BRIEF: Which lines include the word "screenshot"? Copy each of them.

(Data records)

━━━━━━━━━━━━━━━━

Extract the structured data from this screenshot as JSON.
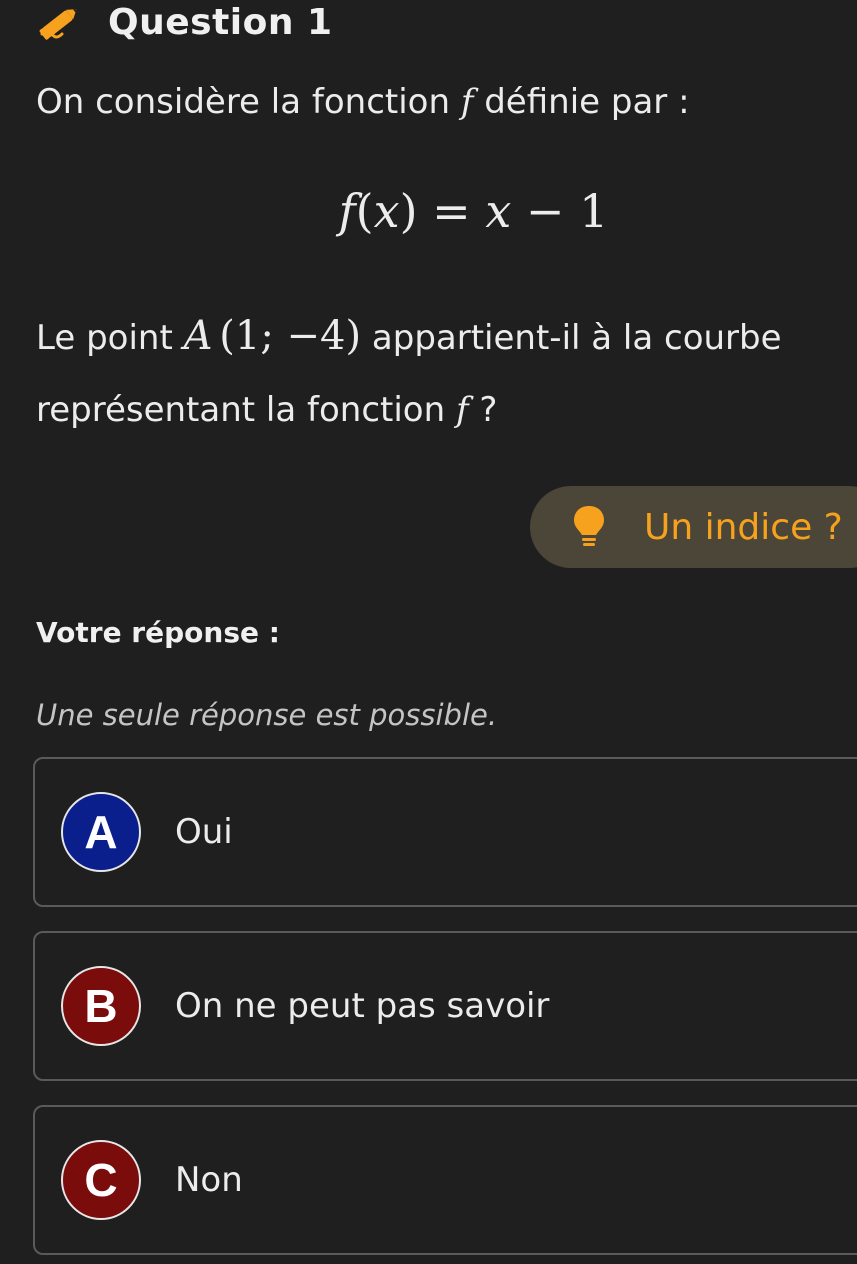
{
  "question": {
    "title": "Question 1",
    "intro_before": "On considère la fonction ",
    "intro_var": "f",
    "intro_after": " définie par :",
    "formula": {
      "lhs_fn": "f",
      "lhs_paren_open": "(",
      "lhs_var": "x",
      "lhs_paren_close": ")",
      "equals": "=",
      "rhs_var": "x",
      "minus": "−",
      "constant": "1"
    },
    "text_before": "Le point ",
    "point_name": "A",
    "point_coords": "(1; −4)",
    "text_after": " appartient-il à la courbe représentant la fonction ",
    "text_var": "f",
    "text_end": " ?"
  },
  "hint": {
    "label": "Un indice ?"
  },
  "answer": {
    "title": "Votre réponse :",
    "note": "Une seule réponse est possible.",
    "options": [
      {
        "letter": "A",
        "label": "Oui",
        "color": "#0b1f8c"
      },
      {
        "letter": "B",
        "label": "On ne peut pas savoir",
        "color": "#7a0c0c"
      },
      {
        "letter": "C",
        "label": "Non",
        "color": "#7a0c0c"
      }
    ]
  },
  "colors": {
    "background": "#1f1f1f",
    "accent": "#f6a21e",
    "hint_bg": "#4c4638"
  },
  "icons": {
    "header": "pencil-icon",
    "hint": "lightbulb-icon"
  }
}
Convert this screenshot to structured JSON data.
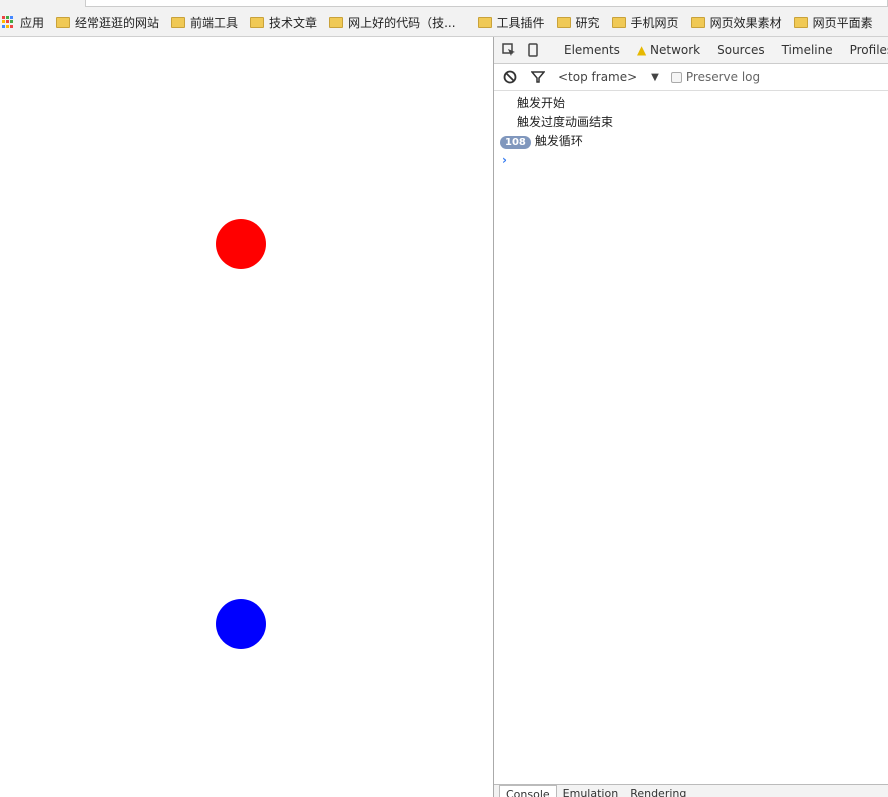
{
  "bookmarks": {
    "apps_label": "应用",
    "items": [
      "经常逛逛的网站",
      "前端工具",
      "技术文章",
      "网上好的代码（技...",
      "工具插件",
      "研究",
      "手机网页",
      "网页效果素材",
      "网页平面素"
    ]
  },
  "page": {
    "balls": [
      {
        "color": "#ff0000"
      },
      {
        "color": "#0000ff"
      }
    ]
  },
  "devtools": {
    "tabs": [
      "Elements",
      "Network",
      "Sources",
      "Timeline",
      "Profiles"
    ],
    "network_warning": true,
    "console_toolbar": {
      "frame": "<top frame>",
      "preserve_log": "Preserve log",
      "preserve_checked": false
    },
    "messages": [
      {
        "text": "触发开始"
      },
      {
        "text": "触发过度动画结束"
      },
      {
        "count": "108",
        "text": "触发循环"
      }
    ],
    "prompt": "›",
    "drawer_tabs": [
      "Console",
      "Emulation",
      "Rendering"
    ]
  }
}
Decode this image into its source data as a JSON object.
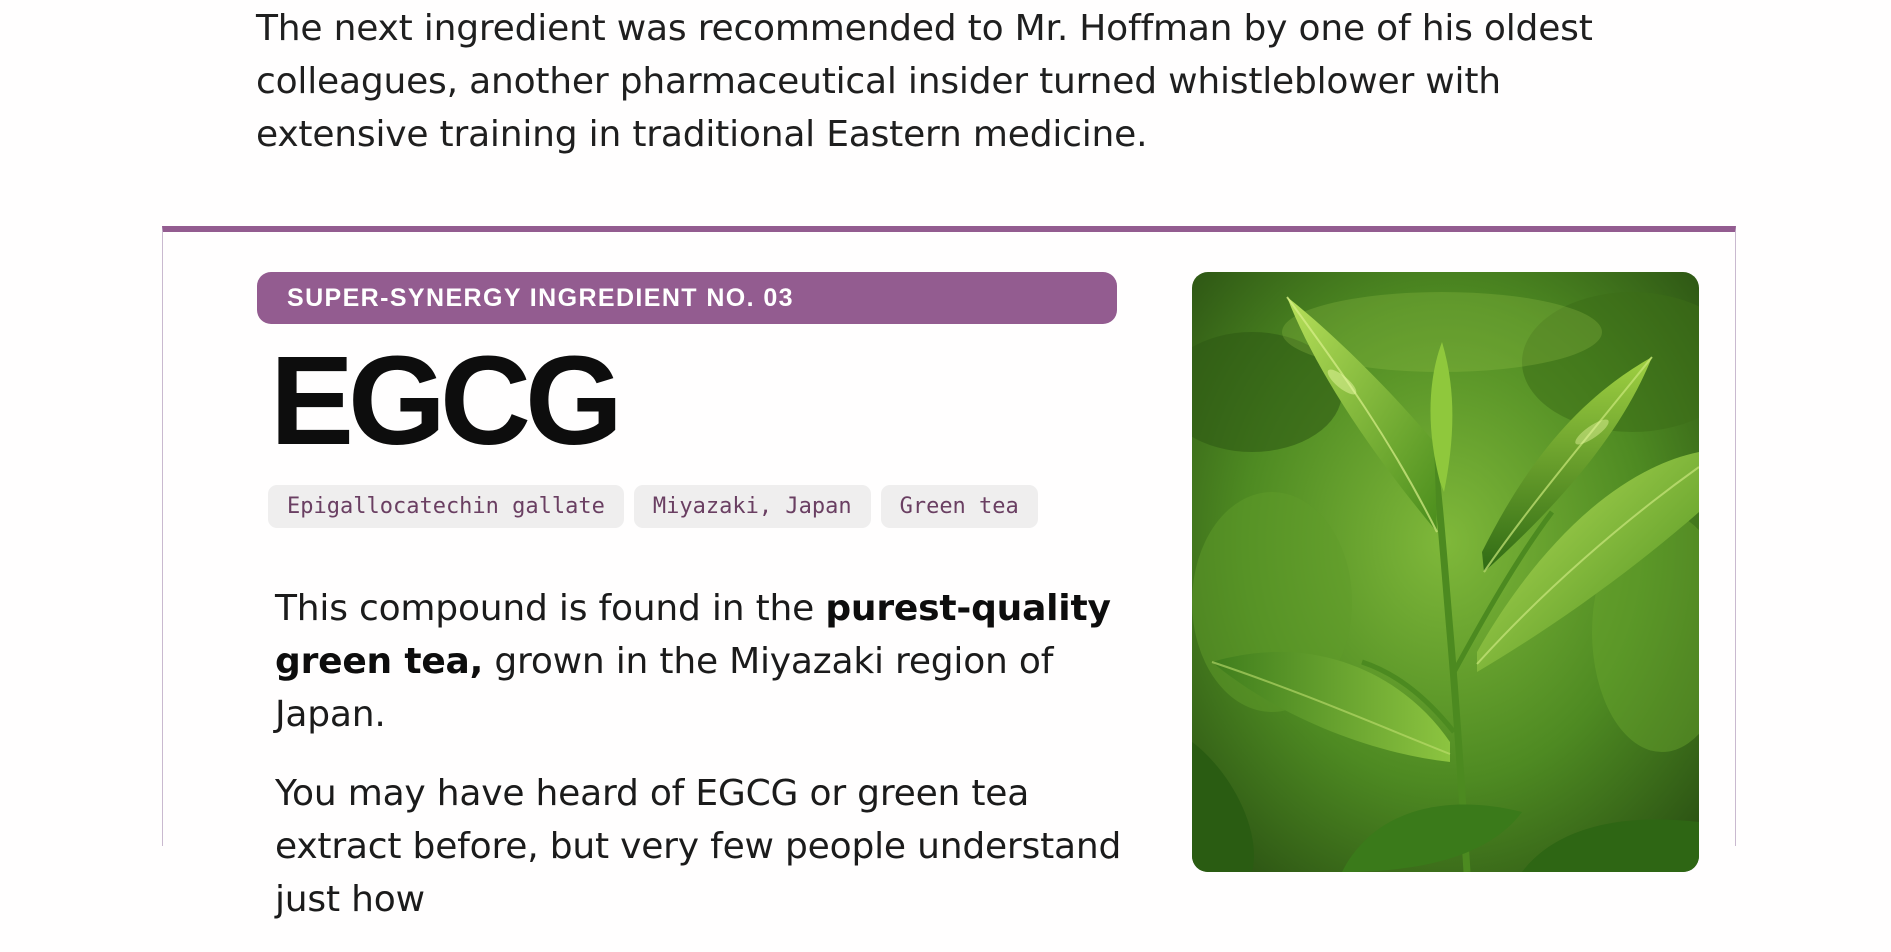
{
  "intro": {
    "text": "The next ingredient was recommended to Mr. Hoffman by one of his oldest colleagues, another pharmaceutical insider turned whistleblower with extensive training in traditional Eastern medicine."
  },
  "ingredient": {
    "badge": "SUPER-SYNERGY INGREDIENT NO. 03",
    "name": "EGCG",
    "tags": [
      "Epigallocatechin gallate",
      "Miyazaki, Japan",
      "Green tea"
    ],
    "para1": {
      "pre": "This compound is found in the ",
      "bold": "purest-quality green tea,",
      "post": " grown in the Miyazaki region of Japan."
    },
    "para2": "You may have heard of EGCG or green tea extract before, but very few people understand just how",
    "image_subject": "green-tea-leaves"
  },
  "colors": {
    "accent": "#935c90",
    "tag_bg": "#efeeee",
    "tag_text": "#6a3f62"
  }
}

━━━━━━━━━━━━━━━━

REPLY:
Extract the structured data from this screenshot as JSON.
Convert this screenshot to structured JSON data.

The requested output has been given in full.